What to do
Every record must appear in your copy exactly as written, with no pictures.

Rows from a figure dataset:
--- START ---
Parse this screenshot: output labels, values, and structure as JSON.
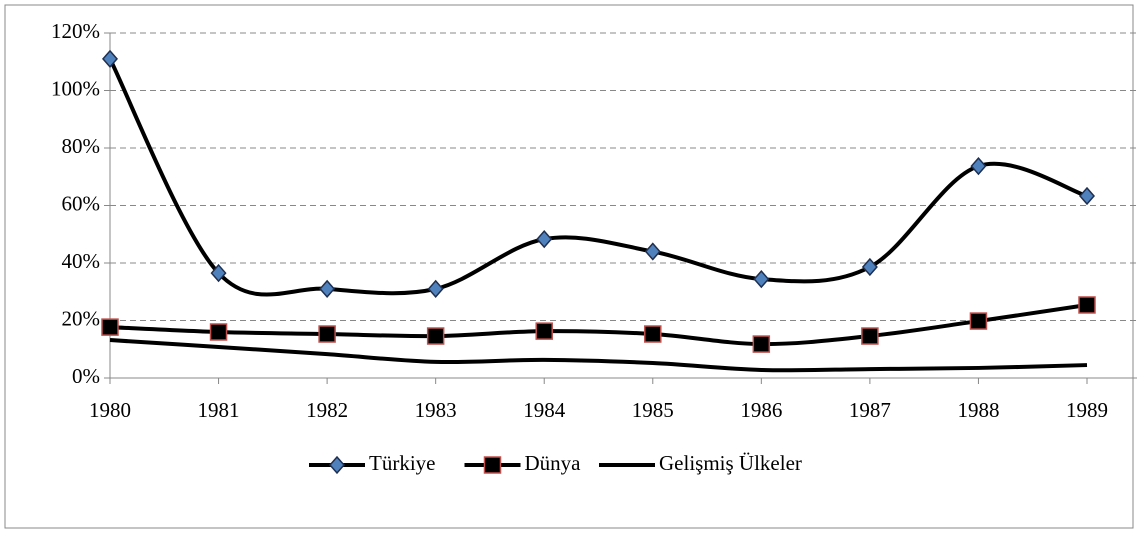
{
  "chart_data": {
    "type": "line",
    "categories": [
      "1980",
      "1981",
      "1982",
      "1983",
      "1984",
      "1985",
      "1986",
      "1987",
      "1988",
      "1989"
    ],
    "series": [
      {
        "name": "Türkiye",
        "color": "#000000",
        "marker": "diamond",
        "marker_fill": "#4f81bd",
        "values": [
          111,
          36.5,
          31,
          31,
          48.3,
          44,
          34.4,
          38.6,
          73.7,
          63.3
        ]
      },
      {
        "name": "Dünya",
        "color": "#000000",
        "marker": "square",
        "marker_fill": "#000000",
        "marker_stroke": "#c0504d",
        "values": [
          17.7,
          16,
          15.3,
          14.6,
          16.3,
          15.3,
          11.8,
          14.6,
          19.8,
          25.4
        ]
      },
      {
        "name": "Gelişmiş Ülkeler",
        "color": "#000000",
        "marker": "none",
        "values": [
          13.2,
          10.8,
          8.3,
          5.6,
          6.3,
          5.2,
          2.8,
          3.1,
          3.5,
          4.5
        ]
      }
    ],
    "ylim": [
      0,
      120
    ],
    "yticks": [
      {
        "value": 0,
        "label": "0%"
      },
      {
        "value": 20,
        "label": "20%"
      },
      {
        "value": 40,
        "label": "40%"
      },
      {
        "value": 60,
        "label": "60%"
      },
      {
        "value": 80,
        "label": "80%"
      },
      {
        "value": 100,
        "label": "100%"
      },
      {
        "value": 120,
        "label": "120%"
      }
    ],
    "grid": true,
    "smooth": true,
    "legend": "bottom"
  }
}
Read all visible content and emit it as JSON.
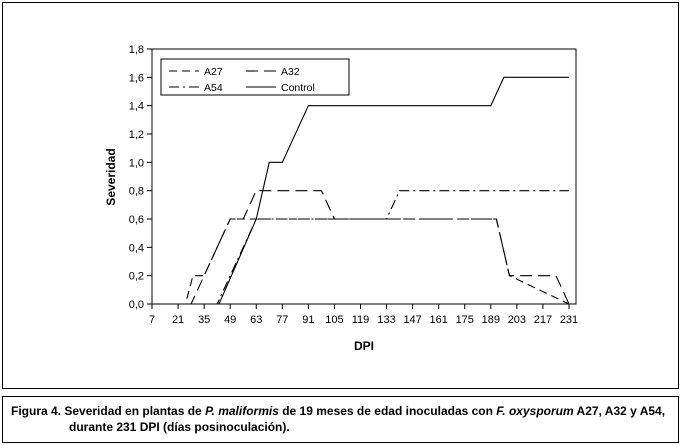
{
  "chart_data": {
    "type": "line",
    "xlabel": "DPI",
    "ylabel": "Severidad",
    "xlim": [
      7,
      231
    ],
    "ylim": [
      0,
      1.8
    ],
    "grid": false,
    "legend_position": "top-left",
    "x_ticks": [
      7,
      21,
      35,
      49,
      63,
      77,
      91,
      105,
      119,
      133,
      147,
      161,
      175,
      189,
      203,
      217,
      231
    ],
    "y_ticks": [
      "0,0",
      "0,2",
      "0,4",
      "0,6",
      "0,8",
      "1,0",
      "1,2",
      "1,4",
      "1,6",
      "1,8"
    ],
    "series": [
      {
        "name": "A27",
        "dash": "8,5",
        "x": [
          7,
          25,
          29,
          35,
          42,
          49,
          56,
          63,
          192,
          199,
          231
        ],
        "y": [
          0,
          0,
          0.2,
          0.2,
          0.4,
          0.6,
          0.6,
          0.6,
          0.6,
          0.2,
          0
        ]
      },
      {
        "name": "A32",
        "dash": "12,6",
        "x": [
          7,
          28,
          42,
          49,
          56,
          63,
          70,
          98,
          105,
          119,
          133,
          192,
          199,
          224,
          231
        ],
        "y": [
          0,
          0,
          0.4,
          0.6,
          0.6,
          0.8,
          0.8,
          0.8,
          0.6,
          0.6,
          0.6,
          0.6,
          0.2,
          0.2,
          0
        ]
      },
      {
        "name": "A54",
        "dash": "10,4,2,4",
        "x": [
          7,
          42,
          49,
          56,
          63,
          98,
          105,
          133,
          140,
          147,
          231
        ],
        "y": [
          0,
          0,
          0.2,
          0.4,
          0.6,
          0.6,
          0.6,
          0.6,
          0.8,
          0.8,
          0.8
        ]
      },
      {
        "name": "Control",
        "dash": "",
        "x": [
          7,
          43,
          63,
          70,
          77,
          84,
          91,
          189,
          196,
          203,
          231
        ],
        "y": [
          0,
          0,
          0.6,
          1.0,
          1.0,
          1.2,
          1.4,
          1.4,
          1.6,
          1.6,
          1.6
        ]
      }
    ]
  },
  "caption": {
    "prefix": "Figura 4. Severidad en plantas de ",
    "species1": "P. maliformis",
    "middle": " de 19 meses de edad inoculadas con ",
    "species2": "F. oxysporum",
    "suffix": " A27, A32 y A54,",
    "line2": "durante 231 DPI (días posinoculación)."
  }
}
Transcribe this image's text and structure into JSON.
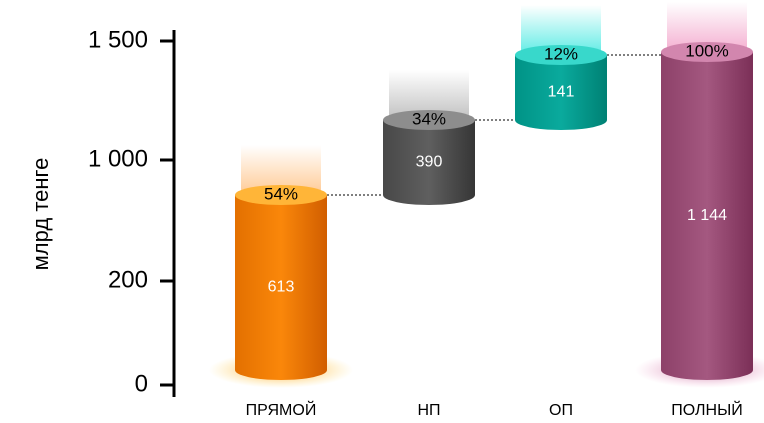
{
  "chart_data": {
    "type": "bar",
    "subtype": "waterfall",
    "ylabel": "млрд тенге",
    "yticks": [
      "0",
      "200",
      "1 000",
      "1 500"
    ],
    "categories": [
      "ПРЯМОЙ",
      "НП",
      "ОП",
      "ПОЛНЫЙ"
    ],
    "values": [
      613,
      390,
      141,
      1144
    ],
    "value_labels": [
      "613",
      "390",
      "141",
      "1 144"
    ],
    "percent_labels": [
      "54%",
      "34%",
      "12%",
      "100%"
    ],
    "starts": [
      0,
      613,
      1003,
      0
    ],
    "ends": [
      613,
      1003,
      1144,
      1144
    ],
    "colors": [
      "#f07d00",
      "#555555",
      "#00a093",
      "#9a4e76"
    ],
    "grid": false,
    "legend": "none",
    "connectors": true
  }
}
--- END ---
Written solution
Parse this screenshot: output labels, values, and structure as JSON.
{
  "chart_data": {
    "type": "line",
    "categories": [
      "1980",
      "1981",
      "1982",
      "1983",
      "1984",
      "1985",
      "1986",
      "1987",
      "1988",
      "1989"
    ],
    "series": [
      {
        "name": "Türkiye",
        "color": "#000000",
        "marker": "diamond",
        "marker_fill": "#4f81bd",
        "values": [
          111,
          36.5,
          31,
          31,
          48.3,
          44,
          34.4,
          38.6,
          73.7,
          63.3
        ]
      },
      {
        "name": "Dünya",
        "color": "#000000",
        "marker": "square",
        "marker_fill": "#000000",
        "marker_stroke": "#c0504d",
        "values": [
          17.7,
          16,
          15.3,
          14.6,
          16.3,
          15.3,
          11.8,
          14.6,
          19.8,
          25.4
        ]
      },
      {
        "name": "Gelişmiş Ülkeler",
        "color": "#000000",
        "marker": "none",
        "values": [
          13.2,
          10.8,
          8.3,
          5.6,
          6.3,
          5.2,
          2.8,
          3.1,
          3.5,
          4.5
        ]
      }
    ],
    "ylim": [
      0,
      120
    ],
    "yticks": [
      {
        "value": 0,
        "label": "0%"
      },
      {
        "value": 20,
        "label": "20%"
      },
      {
        "value": 40,
        "label": "40%"
      },
      {
        "value": 60,
        "label": "60%"
      },
      {
        "value": 80,
        "label": "80%"
      },
      {
        "value": 100,
        "label": "100%"
      },
      {
        "value": 120,
        "label": "120%"
      }
    ],
    "grid": true,
    "smooth": true,
    "legend": "bottom"
  }
}
Read all visible content and emit it as JSON.
{
  "chart_data": {
    "type": "line",
    "xlabel": "DPI",
    "ylabel": "Severidad",
    "xlim": [
      7,
      231
    ],
    "ylim": [
      0,
      1.8
    ],
    "grid": false,
    "legend_position": "top-left",
    "x_ticks": [
      7,
      21,
      35,
      49,
      63,
      77,
      91,
      105,
      119,
      133,
      147,
      161,
      175,
      189,
      203,
      217,
      231
    ],
    "y_ticks": [
      "0,0",
      "0,2",
      "0,4",
      "0,6",
      "0,8",
      "1,0",
      "1,2",
      "1,4",
      "1,6",
      "1,8"
    ],
    "series": [
      {
        "name": "A27",
        "dash": "8,5",
        "x": [
          7,
          25,
          29,
          35,
          42,
          49,
          56,
          63,
          192,
          199,
          231
        ],
        "y": [
          0,
          0,
          0.2,
          0.2,
          0.4,
          0.6,
          0.6,
          0.6,
          0.6,
          0.2,
          0
        ]
      },
      {
        "name": "A32",
        "dash": "12,6",
        "x": [
          7,
          28,
          42,
          49,
          56,
          63,
          70,
          98,
          105,
          119,
          133,
          192,
          199,
          224,
          231
        ],
        "y": [
          0,
          0,
          0.4,
          0.6,
          0.6,
          0.8,
          0.8,
          0.8,
          0.6,
          0.6,
          0.6,
          0.6,
          0.2,
          0.2,
          0
        ]
      },
      {
        "name": "A54",
        "dash": "10,4,2,4",
        "x": [
          7,
          42,
          49,
          56,
          63,
          98,
          105,
          133,
          140,
          147,
          231
        ],
        "y": [
          0,
          0,
          0.2,
          0.4,
          0.6,
          0.6,
          0.6,
          0.6,
          0.8,
          0.8,
          0.8
        ]
      },
      {
        "name": "Control",
        "dash": "",
        "x": [
          7,
          43,
          63,
          70,
          77,
          84,
          91,
          189,
          196,
          203,
          231
        ],
        "y": [
          0,
          0,
          0.6,
          1.0,
          1.0,
          1.2,
          1.4,
          1.4,
          1.6,
          1.6,
          1.6
        ]
      }
    ]
  },
  "caption": {
    "prefix": "Figura 4. Severidad en plantas de ",
    "species1": "P. maliformis",
    "middle": " de 19 meses de edad inoculadas con ",
    "species2": "F. oxysporum",
    "suffix": " A27, A32 y A54,",
    "line2": "durante 231 DPI (días posinoculación)."
  }
}
Transcribe this image's text and structure into JSON.
{
  "chart_data": {
    "type": "bar",
    "subtype": "waterfall",
    "ylabel": "млрд тенге",
    "yticks": [
      "0",
      "200",
      "1 000",
      "1 500"
    ],
    "categories": [
      "ПРЯМОЙ",
      "НП",
      "ОП",
      "ПОЛНЫЙ"
    ],
    "values": [
      613,
      390,
      141,
      1144
    ],
    "value_labels": [
      "613",
      "390",
      "141",
      "1 144"
    ],
    "percent_labels": [
      "54%",
      "34%",
      "12%",
      "100%"
    ],
    "starts": [
      0,
      613,
      1003,
      0
    ],
    "ends": [
      613,
      1003,
      1144,
      1144
    ],
    "colors": [
      "#f07d00",
      "#555555",
      "#00a093",
      "#9a4e76"
    ],
    "grid": false,
    "legend": "none",
    "connectors": true
  }
}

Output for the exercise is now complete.